-- Begin --
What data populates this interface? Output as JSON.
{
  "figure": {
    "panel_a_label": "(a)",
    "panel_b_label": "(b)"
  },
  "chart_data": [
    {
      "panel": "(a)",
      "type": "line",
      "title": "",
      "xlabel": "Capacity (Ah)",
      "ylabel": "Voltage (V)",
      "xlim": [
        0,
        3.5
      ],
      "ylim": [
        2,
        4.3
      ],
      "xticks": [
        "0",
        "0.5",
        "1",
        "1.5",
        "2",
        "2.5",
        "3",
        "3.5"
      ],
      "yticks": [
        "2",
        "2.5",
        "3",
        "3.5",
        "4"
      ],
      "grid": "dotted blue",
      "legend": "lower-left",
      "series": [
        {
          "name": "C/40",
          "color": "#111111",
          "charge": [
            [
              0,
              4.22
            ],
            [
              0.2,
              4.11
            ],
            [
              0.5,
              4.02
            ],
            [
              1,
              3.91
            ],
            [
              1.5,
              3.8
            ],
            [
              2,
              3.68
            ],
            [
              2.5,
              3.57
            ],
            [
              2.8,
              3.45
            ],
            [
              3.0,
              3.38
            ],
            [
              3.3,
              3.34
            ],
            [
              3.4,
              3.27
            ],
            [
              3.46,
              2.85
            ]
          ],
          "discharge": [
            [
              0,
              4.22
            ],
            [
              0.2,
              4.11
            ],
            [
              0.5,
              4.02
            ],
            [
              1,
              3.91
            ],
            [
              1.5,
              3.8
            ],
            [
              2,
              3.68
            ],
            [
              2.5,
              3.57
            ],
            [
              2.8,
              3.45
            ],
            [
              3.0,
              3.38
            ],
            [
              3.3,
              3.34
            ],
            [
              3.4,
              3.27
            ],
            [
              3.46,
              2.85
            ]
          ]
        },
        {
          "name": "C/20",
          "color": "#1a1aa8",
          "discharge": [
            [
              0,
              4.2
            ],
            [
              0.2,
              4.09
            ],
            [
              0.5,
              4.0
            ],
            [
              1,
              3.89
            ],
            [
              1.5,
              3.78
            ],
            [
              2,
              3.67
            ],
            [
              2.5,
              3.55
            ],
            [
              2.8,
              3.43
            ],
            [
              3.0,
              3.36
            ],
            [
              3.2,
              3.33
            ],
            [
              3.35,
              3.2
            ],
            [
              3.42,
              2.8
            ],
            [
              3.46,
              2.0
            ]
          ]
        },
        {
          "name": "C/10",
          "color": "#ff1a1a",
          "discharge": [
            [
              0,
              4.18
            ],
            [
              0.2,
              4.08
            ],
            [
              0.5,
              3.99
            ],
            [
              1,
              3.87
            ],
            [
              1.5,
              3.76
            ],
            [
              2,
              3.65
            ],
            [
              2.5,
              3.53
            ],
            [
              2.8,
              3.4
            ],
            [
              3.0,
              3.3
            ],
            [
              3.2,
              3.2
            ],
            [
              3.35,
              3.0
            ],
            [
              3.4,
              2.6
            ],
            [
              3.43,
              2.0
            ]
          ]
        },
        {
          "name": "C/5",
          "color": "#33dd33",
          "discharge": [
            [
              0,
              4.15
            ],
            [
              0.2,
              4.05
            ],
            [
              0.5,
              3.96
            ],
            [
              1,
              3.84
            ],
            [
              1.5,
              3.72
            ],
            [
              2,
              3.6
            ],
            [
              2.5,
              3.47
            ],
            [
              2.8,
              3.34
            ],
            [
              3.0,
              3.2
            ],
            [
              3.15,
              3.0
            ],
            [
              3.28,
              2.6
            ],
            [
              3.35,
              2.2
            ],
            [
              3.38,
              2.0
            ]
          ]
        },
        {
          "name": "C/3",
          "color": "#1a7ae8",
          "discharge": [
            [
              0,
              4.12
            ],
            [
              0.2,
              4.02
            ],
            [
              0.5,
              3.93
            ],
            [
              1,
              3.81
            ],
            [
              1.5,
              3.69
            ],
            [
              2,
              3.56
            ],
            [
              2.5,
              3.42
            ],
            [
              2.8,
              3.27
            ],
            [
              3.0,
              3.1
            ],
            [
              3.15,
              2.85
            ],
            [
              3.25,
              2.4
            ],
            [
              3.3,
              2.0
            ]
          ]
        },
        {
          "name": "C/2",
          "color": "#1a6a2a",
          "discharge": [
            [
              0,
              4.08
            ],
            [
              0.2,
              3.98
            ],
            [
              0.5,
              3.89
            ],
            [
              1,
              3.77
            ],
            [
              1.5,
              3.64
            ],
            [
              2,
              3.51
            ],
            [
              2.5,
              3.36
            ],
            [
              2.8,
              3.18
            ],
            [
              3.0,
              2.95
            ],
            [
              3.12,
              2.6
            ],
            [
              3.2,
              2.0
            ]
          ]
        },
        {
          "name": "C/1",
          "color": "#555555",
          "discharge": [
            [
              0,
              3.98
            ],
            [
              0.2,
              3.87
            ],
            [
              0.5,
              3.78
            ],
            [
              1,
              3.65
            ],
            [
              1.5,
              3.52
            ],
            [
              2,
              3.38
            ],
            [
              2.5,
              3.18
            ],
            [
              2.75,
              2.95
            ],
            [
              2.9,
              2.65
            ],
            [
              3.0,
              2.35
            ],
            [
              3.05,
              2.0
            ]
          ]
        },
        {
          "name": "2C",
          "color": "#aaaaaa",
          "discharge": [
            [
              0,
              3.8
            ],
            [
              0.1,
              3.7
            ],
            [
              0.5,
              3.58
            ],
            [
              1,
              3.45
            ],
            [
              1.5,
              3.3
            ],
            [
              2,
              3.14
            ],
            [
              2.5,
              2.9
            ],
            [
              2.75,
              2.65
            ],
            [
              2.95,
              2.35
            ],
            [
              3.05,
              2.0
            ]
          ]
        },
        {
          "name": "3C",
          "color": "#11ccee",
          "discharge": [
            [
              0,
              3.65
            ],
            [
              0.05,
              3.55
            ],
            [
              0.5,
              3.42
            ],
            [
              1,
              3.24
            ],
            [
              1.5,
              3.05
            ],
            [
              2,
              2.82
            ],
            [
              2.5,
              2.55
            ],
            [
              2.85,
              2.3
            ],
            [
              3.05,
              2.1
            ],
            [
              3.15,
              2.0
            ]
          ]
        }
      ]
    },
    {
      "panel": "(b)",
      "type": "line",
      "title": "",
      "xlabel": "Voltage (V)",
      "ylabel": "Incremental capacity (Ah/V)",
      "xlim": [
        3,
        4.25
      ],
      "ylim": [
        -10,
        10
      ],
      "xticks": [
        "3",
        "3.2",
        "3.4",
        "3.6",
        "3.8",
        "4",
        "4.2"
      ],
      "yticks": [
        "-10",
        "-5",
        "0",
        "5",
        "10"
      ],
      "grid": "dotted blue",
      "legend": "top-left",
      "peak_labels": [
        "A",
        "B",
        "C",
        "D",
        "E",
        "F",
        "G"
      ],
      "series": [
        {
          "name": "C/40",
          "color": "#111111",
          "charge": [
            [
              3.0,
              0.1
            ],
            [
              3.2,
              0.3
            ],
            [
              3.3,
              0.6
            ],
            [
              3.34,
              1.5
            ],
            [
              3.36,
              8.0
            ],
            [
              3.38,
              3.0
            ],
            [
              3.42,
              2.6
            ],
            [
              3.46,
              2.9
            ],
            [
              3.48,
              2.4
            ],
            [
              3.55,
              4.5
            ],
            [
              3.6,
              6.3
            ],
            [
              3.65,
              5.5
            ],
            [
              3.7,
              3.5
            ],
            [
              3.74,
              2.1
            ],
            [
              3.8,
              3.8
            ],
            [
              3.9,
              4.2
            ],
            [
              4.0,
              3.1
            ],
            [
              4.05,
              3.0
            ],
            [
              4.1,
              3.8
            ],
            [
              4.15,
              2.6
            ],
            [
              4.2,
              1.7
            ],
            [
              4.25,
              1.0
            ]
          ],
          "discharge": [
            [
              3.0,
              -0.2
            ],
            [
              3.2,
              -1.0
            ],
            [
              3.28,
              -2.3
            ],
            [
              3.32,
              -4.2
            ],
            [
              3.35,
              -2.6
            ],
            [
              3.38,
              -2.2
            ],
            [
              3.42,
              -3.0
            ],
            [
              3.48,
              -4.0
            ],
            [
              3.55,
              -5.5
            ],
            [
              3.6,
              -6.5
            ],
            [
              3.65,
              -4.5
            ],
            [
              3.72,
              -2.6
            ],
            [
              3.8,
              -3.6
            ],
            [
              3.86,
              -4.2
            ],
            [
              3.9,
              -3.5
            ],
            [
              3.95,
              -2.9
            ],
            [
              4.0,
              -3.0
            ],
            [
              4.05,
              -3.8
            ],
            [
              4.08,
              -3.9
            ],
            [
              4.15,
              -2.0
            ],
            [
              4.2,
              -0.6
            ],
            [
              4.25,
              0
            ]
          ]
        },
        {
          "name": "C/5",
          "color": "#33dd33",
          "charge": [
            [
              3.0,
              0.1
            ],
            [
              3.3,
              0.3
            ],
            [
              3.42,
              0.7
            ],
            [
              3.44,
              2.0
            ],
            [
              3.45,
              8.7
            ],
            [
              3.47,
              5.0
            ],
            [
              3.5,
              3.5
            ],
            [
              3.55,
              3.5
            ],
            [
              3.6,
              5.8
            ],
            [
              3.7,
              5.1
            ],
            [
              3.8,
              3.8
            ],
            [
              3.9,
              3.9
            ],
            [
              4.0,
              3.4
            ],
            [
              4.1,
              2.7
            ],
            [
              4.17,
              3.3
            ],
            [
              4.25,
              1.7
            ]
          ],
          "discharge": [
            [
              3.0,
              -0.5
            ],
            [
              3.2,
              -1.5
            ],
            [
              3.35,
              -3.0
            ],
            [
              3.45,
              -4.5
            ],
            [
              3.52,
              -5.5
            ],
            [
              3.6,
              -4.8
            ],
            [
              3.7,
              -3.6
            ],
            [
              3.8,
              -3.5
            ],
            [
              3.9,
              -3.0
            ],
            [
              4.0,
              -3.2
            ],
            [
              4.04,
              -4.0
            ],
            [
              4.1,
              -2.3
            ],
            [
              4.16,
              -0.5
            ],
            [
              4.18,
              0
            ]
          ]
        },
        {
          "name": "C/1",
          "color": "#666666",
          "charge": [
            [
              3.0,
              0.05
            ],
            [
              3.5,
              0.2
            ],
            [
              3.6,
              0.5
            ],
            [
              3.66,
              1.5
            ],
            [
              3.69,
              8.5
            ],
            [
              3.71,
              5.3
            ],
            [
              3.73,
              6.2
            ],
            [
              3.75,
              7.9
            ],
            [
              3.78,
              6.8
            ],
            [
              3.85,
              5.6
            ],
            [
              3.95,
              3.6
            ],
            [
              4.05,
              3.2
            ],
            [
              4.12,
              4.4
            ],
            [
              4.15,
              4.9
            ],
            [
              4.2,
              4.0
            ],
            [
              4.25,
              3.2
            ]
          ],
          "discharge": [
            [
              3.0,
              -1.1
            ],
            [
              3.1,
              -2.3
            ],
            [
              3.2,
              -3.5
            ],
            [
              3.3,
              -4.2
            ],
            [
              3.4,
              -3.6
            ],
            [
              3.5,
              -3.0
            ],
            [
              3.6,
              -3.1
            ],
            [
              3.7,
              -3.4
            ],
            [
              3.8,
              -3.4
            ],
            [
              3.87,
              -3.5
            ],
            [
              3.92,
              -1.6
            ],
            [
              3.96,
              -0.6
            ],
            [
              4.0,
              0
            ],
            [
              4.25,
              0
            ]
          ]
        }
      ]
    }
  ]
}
-- End --
§ Exercise brief
Working from the material above, state how many lines contain "xlabel"; give only the number.

§ Exercise solution
2